> _MATERIAL FOR THE TASK_:

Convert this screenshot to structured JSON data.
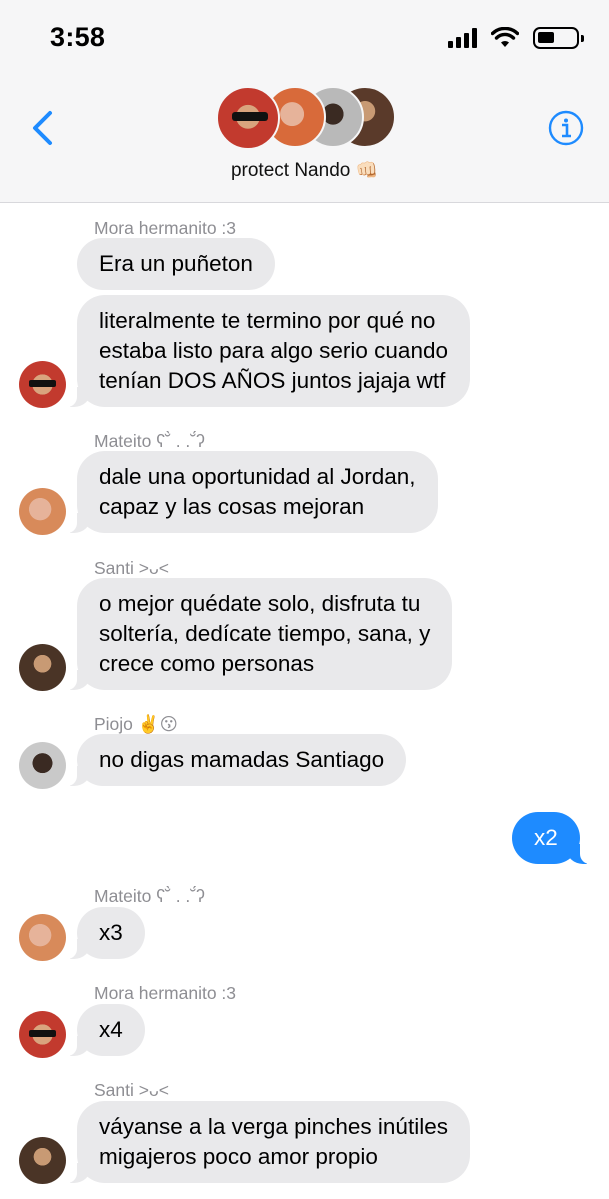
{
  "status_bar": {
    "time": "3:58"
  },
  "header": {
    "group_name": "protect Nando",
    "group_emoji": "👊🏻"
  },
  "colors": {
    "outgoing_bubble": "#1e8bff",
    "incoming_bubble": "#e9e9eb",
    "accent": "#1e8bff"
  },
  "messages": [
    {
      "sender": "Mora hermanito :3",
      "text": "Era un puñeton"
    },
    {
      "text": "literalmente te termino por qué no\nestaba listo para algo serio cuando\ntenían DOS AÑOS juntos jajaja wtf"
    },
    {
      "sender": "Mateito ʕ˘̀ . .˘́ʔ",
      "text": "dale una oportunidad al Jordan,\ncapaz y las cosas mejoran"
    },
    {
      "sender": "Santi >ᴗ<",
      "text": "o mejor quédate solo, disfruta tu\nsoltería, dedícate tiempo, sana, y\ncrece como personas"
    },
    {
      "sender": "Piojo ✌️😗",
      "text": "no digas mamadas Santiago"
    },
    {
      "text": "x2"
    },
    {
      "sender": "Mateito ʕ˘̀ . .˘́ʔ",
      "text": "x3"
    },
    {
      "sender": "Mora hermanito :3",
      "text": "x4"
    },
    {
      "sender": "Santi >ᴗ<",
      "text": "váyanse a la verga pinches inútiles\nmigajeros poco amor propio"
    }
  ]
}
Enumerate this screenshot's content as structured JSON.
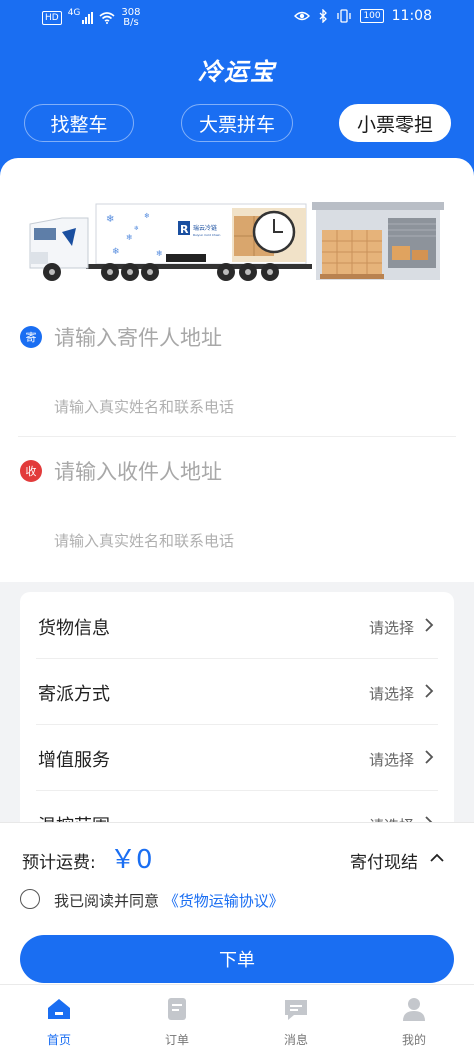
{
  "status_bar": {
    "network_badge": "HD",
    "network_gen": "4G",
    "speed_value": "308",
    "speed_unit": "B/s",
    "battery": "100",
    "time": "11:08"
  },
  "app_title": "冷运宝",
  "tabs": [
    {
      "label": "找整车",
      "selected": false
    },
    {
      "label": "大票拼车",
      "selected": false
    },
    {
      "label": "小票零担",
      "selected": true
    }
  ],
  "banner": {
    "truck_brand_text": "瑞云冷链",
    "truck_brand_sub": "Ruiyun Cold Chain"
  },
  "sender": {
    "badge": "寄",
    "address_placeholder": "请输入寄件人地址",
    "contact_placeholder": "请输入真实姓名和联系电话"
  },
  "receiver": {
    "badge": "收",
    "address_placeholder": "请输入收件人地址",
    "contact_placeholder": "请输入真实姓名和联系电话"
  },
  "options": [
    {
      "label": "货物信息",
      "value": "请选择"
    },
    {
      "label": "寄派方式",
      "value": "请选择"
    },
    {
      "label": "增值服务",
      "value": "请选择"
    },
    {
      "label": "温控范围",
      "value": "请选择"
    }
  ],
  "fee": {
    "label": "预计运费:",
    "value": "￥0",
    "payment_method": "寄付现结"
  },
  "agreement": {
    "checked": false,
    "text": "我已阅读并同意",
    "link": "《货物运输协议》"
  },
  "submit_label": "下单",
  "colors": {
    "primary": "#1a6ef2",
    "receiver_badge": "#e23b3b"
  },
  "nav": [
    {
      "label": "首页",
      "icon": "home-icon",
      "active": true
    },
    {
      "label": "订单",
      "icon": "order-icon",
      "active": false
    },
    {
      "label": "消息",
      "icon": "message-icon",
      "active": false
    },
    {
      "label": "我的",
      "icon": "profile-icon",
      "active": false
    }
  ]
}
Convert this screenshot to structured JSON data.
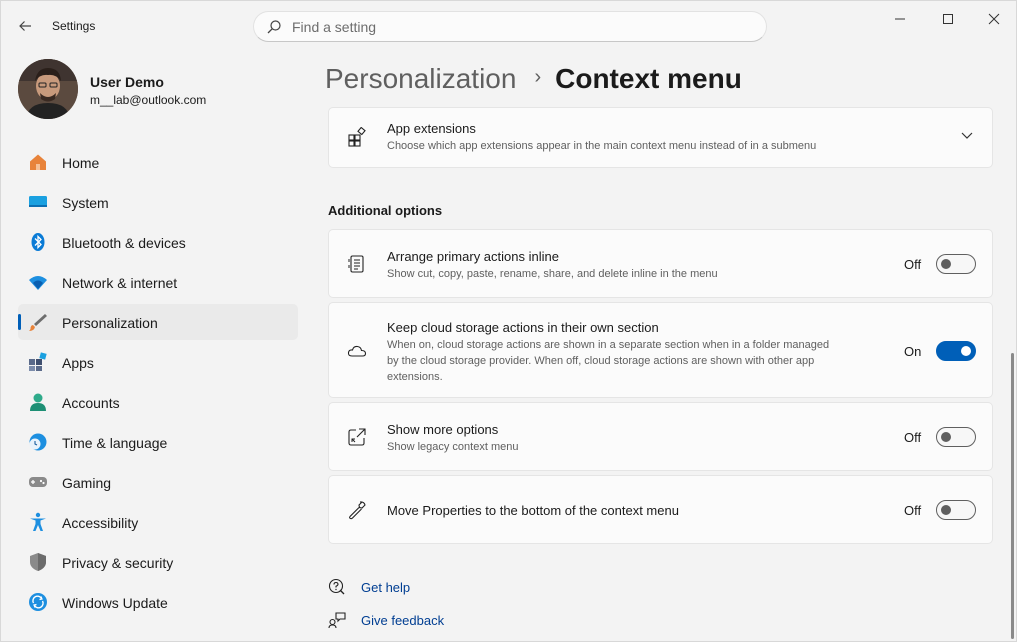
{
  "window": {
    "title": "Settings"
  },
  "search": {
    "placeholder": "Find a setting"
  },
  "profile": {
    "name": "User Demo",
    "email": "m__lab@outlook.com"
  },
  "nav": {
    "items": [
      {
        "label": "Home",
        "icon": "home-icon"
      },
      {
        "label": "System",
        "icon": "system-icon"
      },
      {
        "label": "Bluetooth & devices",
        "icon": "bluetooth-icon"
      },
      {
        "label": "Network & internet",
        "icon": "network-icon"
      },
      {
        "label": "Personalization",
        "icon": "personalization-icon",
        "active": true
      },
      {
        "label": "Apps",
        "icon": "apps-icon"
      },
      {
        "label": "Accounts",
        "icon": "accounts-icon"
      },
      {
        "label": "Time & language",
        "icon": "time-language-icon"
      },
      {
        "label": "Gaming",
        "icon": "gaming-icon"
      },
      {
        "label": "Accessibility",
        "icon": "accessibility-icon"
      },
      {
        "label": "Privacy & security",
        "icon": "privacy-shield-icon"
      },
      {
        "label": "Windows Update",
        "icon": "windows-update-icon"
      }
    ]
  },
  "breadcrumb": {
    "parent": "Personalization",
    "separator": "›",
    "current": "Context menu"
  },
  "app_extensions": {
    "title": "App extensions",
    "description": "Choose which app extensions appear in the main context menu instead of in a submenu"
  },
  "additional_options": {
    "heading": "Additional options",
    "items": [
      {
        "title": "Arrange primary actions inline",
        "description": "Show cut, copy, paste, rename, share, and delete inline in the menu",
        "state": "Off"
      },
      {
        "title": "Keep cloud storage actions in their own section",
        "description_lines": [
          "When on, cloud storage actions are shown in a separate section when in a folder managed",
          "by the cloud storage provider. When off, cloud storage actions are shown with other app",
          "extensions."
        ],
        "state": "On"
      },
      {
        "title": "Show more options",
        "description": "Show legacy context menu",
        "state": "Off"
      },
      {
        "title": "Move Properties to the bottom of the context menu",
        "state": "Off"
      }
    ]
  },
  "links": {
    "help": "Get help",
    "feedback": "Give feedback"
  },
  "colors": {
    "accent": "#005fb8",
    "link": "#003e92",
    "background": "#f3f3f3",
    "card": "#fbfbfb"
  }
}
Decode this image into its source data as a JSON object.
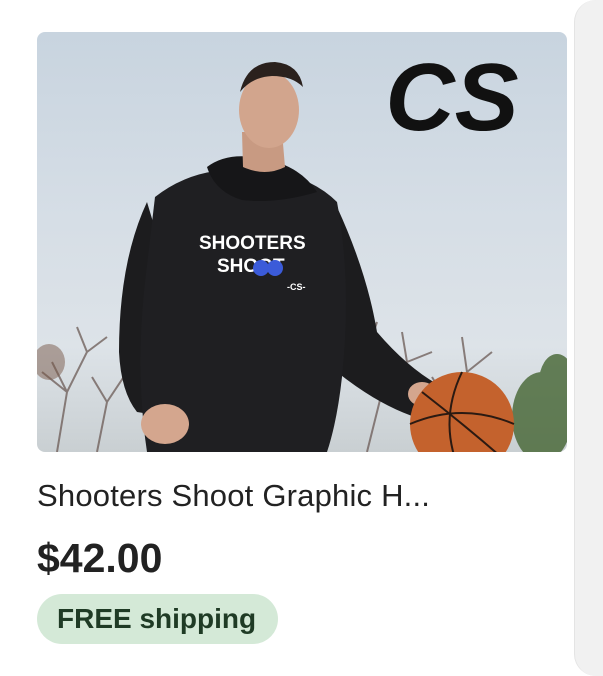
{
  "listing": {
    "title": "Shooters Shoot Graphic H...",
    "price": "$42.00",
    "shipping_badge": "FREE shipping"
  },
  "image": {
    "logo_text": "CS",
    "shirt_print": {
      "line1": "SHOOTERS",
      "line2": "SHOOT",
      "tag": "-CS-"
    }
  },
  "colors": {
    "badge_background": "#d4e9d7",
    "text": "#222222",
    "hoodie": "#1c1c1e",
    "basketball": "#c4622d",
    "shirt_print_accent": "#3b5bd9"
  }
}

> _WHAT YOU WILL DO_: Some lines of the data above may hold the word "When"; report how many do, and nothing else.

> _EXPECTED ANSWER_: 2